◆ **TASK TO CARRY OUT**: Read the listing below and copy out every line that holds "передаются".

___ EXTRACTED MATERIAL

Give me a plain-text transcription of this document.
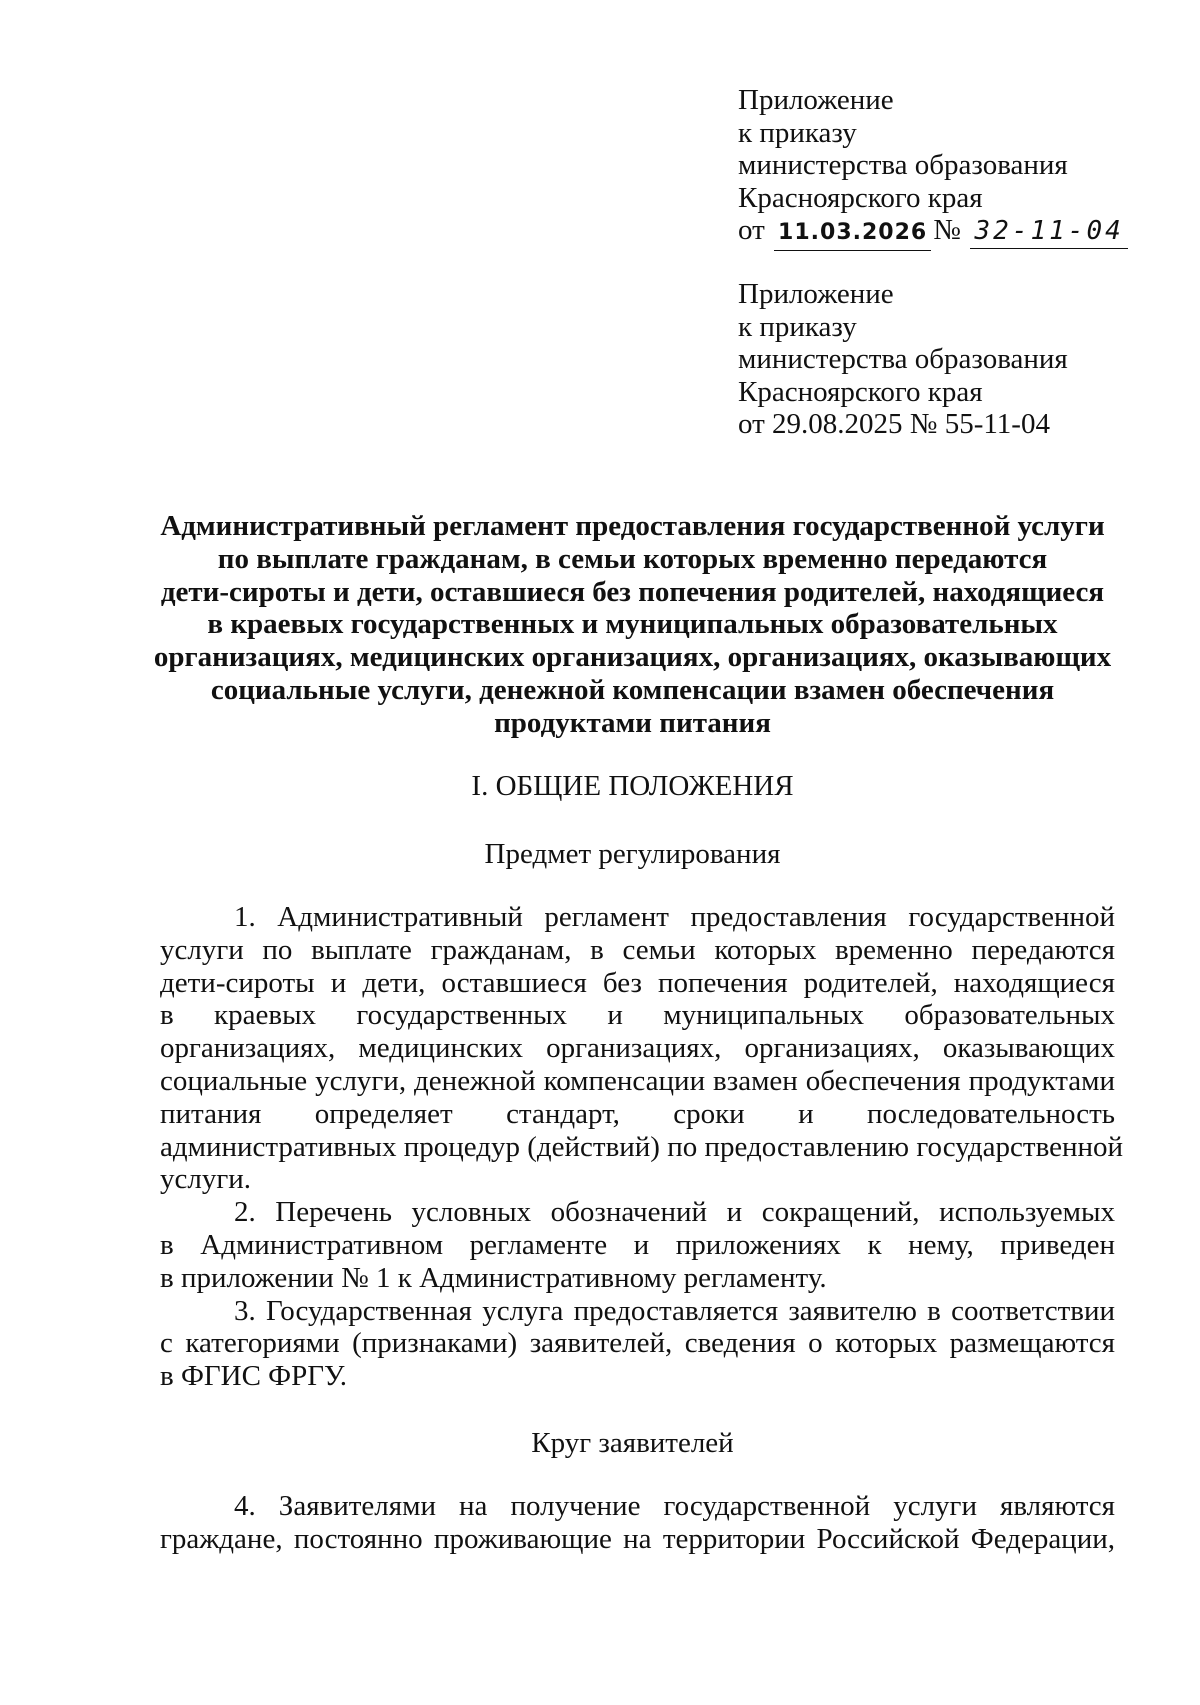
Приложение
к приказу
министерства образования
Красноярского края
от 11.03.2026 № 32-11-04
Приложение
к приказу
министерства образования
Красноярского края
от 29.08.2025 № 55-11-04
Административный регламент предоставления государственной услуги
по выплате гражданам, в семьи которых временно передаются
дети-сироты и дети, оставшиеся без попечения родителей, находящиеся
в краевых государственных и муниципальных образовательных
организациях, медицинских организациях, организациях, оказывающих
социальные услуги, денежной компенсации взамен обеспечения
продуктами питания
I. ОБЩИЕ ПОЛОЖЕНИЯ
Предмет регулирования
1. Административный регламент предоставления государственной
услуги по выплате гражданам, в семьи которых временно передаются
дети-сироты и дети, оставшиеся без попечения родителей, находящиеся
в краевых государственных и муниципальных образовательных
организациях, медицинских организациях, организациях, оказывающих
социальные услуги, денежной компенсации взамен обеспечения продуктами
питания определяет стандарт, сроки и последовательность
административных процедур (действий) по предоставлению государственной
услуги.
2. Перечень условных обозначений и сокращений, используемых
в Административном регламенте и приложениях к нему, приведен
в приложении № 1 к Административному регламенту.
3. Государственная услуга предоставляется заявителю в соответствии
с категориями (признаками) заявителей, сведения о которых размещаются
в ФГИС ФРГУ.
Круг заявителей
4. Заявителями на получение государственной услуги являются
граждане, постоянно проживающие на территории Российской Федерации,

______
___ EXTRACTED MATERIAL

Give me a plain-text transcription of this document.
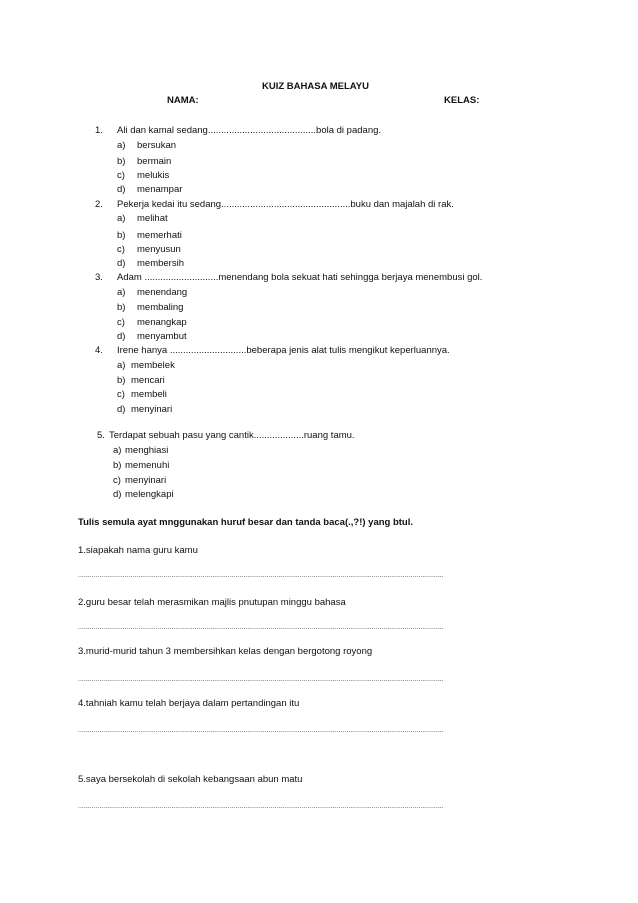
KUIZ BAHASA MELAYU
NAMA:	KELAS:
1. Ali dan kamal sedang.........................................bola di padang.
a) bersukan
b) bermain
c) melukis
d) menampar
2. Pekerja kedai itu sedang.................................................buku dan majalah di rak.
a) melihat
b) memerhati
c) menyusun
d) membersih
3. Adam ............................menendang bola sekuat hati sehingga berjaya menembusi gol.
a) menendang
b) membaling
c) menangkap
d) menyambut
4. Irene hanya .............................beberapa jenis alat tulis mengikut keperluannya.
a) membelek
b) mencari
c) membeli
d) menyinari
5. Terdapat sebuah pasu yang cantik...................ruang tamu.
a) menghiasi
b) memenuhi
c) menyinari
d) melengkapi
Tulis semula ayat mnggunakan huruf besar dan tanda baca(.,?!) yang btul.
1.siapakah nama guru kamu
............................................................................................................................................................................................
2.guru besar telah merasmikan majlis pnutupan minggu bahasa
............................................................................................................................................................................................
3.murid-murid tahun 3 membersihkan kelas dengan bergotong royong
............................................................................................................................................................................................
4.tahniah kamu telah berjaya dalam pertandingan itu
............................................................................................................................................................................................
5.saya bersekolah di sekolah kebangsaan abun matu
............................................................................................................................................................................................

______
___ EXTRACTED MATERIAL

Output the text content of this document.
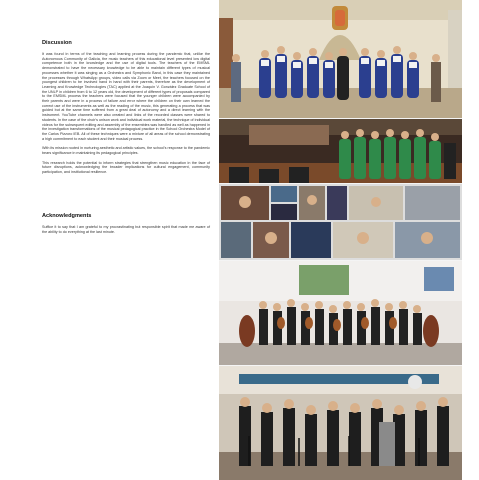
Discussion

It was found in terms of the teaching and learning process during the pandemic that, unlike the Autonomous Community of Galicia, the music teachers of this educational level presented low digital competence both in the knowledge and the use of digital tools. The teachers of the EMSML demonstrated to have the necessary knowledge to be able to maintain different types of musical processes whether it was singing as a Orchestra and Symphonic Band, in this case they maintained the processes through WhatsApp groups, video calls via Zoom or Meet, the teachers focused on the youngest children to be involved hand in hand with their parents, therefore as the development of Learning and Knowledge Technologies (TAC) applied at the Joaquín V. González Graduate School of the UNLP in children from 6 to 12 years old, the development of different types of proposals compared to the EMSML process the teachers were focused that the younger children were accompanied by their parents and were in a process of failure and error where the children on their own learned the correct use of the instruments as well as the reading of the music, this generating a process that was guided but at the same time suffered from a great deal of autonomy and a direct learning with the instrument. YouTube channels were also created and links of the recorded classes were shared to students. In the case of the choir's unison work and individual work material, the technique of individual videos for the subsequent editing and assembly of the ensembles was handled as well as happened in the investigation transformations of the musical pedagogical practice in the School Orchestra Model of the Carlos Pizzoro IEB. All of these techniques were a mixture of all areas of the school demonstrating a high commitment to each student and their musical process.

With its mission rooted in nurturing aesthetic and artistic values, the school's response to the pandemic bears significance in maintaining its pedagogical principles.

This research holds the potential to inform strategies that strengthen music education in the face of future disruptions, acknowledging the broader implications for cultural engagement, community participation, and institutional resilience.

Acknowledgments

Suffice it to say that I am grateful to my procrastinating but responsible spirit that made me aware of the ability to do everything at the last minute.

______

◆ **EXERCISE RESPONSE**:
по выплате гражданам, в семьи которых временно передаются
услуги по выплате гражданам, в семьи которых временно передаются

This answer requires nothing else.